→ **Task statement**: In the listing below, locate the lines that hold "Macro" and copy them.

— START Listed entries —

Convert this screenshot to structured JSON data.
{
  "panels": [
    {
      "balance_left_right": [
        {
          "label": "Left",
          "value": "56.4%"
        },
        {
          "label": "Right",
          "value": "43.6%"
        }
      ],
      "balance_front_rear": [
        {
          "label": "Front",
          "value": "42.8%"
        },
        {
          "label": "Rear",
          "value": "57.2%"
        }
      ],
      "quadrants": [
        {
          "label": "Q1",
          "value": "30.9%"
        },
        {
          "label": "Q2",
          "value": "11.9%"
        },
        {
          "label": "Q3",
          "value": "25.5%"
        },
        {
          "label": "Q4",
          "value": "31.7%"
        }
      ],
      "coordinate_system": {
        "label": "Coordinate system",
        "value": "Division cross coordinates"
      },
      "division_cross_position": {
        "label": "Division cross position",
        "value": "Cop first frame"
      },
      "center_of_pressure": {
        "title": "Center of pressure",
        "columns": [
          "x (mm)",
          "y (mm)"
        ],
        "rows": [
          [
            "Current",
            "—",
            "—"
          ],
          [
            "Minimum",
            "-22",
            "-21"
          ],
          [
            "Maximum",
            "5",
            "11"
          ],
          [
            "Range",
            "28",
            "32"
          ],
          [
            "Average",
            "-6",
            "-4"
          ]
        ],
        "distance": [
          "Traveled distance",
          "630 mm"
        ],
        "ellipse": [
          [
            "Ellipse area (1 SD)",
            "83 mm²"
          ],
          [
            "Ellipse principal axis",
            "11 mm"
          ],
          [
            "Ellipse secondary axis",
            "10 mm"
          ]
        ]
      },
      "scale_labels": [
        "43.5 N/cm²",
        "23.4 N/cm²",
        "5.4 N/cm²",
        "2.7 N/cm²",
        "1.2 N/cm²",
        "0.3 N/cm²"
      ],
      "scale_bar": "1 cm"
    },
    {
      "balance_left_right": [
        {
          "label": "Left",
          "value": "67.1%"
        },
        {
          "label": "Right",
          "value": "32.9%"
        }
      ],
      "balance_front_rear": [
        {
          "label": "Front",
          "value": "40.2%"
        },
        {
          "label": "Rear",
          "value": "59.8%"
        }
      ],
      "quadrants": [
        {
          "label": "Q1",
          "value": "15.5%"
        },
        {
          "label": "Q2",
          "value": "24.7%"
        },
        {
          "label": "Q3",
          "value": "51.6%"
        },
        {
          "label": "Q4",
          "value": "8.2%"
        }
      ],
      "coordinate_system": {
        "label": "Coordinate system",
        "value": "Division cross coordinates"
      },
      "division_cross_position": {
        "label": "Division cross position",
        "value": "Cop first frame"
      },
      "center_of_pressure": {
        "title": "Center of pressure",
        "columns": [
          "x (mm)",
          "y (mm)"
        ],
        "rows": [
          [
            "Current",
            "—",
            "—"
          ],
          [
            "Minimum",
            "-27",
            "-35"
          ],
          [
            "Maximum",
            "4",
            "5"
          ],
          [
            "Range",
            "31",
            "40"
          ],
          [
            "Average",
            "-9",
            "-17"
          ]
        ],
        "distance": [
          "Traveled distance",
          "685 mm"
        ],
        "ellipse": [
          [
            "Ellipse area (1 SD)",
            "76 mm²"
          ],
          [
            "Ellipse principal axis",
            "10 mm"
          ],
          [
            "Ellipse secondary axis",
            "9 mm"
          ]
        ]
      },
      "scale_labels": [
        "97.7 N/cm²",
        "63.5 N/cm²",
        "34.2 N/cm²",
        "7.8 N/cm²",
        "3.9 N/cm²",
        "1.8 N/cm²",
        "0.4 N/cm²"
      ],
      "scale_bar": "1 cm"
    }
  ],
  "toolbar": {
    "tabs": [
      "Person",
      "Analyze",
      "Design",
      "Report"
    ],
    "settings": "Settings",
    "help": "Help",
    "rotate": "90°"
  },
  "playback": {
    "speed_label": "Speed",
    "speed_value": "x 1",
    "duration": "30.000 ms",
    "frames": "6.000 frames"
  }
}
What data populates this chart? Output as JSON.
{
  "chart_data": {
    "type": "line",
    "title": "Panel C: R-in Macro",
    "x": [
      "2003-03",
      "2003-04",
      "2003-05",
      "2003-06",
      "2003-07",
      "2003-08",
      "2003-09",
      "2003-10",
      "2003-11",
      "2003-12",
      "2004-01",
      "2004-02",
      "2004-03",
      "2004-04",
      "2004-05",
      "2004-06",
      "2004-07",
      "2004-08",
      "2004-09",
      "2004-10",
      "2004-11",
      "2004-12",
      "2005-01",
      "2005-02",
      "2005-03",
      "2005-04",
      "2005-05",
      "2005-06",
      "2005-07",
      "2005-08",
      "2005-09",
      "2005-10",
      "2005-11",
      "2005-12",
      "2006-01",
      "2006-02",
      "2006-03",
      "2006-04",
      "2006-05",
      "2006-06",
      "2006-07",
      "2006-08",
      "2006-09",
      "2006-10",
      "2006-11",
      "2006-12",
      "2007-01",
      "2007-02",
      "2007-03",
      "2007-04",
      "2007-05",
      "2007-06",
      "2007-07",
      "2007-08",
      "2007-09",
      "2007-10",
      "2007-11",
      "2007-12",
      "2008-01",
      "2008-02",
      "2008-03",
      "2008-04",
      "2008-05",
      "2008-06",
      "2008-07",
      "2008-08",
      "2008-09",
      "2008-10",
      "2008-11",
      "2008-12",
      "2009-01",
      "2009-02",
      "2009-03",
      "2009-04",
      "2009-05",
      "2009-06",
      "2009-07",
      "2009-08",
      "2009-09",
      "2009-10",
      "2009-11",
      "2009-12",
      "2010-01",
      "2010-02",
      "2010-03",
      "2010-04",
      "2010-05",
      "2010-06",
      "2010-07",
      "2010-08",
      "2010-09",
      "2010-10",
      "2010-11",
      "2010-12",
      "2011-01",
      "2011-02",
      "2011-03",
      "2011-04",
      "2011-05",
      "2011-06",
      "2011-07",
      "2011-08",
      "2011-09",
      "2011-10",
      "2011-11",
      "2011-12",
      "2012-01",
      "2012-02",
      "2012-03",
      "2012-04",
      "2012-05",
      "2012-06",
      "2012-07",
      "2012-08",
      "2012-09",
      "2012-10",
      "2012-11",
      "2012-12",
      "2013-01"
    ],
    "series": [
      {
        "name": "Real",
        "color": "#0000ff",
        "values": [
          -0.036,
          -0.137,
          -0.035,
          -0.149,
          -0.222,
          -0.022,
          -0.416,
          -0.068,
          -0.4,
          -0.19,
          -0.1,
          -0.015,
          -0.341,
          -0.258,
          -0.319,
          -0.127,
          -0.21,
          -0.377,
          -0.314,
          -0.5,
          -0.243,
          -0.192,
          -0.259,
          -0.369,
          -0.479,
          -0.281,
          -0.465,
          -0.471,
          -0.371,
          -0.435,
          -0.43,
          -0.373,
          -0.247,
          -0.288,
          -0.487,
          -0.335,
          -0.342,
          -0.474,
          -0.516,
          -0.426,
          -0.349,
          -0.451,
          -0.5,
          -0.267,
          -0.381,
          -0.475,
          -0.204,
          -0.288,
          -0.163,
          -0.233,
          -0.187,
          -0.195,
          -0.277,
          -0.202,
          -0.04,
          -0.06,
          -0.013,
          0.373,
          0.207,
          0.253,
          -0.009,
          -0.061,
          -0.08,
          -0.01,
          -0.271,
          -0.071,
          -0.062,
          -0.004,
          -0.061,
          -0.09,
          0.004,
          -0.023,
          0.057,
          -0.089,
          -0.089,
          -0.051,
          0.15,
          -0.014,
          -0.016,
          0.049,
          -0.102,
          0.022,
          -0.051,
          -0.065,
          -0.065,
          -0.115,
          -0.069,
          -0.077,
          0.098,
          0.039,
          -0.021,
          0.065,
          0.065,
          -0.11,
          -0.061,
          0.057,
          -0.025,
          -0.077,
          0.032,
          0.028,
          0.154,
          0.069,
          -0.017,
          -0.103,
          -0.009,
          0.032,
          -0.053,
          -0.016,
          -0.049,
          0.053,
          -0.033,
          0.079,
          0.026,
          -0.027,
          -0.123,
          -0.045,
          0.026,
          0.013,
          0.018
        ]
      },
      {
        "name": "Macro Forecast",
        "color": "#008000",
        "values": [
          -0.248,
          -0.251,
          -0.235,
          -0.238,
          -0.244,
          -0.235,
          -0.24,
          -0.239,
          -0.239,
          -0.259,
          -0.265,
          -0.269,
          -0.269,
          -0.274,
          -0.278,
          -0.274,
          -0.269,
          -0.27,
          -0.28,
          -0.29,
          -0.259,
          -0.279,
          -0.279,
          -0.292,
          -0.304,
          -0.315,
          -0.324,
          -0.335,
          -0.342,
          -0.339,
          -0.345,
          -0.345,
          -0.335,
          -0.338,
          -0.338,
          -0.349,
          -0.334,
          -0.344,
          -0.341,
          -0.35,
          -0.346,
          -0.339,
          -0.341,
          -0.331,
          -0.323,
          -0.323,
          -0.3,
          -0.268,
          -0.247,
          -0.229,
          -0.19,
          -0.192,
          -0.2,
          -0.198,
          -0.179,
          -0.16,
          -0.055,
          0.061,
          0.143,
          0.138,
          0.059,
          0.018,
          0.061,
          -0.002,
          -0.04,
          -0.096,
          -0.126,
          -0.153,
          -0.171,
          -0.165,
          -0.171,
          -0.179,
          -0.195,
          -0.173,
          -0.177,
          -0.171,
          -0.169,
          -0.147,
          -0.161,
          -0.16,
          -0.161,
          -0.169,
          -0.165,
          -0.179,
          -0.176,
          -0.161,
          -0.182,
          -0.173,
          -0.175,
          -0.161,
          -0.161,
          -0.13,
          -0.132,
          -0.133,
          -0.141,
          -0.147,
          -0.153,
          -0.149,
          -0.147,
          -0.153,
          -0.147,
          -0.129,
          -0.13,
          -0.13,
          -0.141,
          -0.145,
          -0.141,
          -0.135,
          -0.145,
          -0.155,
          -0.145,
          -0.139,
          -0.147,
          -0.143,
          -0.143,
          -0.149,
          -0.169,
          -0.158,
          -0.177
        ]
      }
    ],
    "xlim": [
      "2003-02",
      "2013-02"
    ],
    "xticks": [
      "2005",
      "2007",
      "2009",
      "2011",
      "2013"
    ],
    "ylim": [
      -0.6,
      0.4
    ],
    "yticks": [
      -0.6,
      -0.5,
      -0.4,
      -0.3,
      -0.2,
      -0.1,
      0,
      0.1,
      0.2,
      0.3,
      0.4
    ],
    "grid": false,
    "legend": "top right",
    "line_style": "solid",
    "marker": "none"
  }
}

— END Listed entries —

→ **Complete answer**:
    "title": "Panel C: R-in Macro",
        "name": "Macro Forecast",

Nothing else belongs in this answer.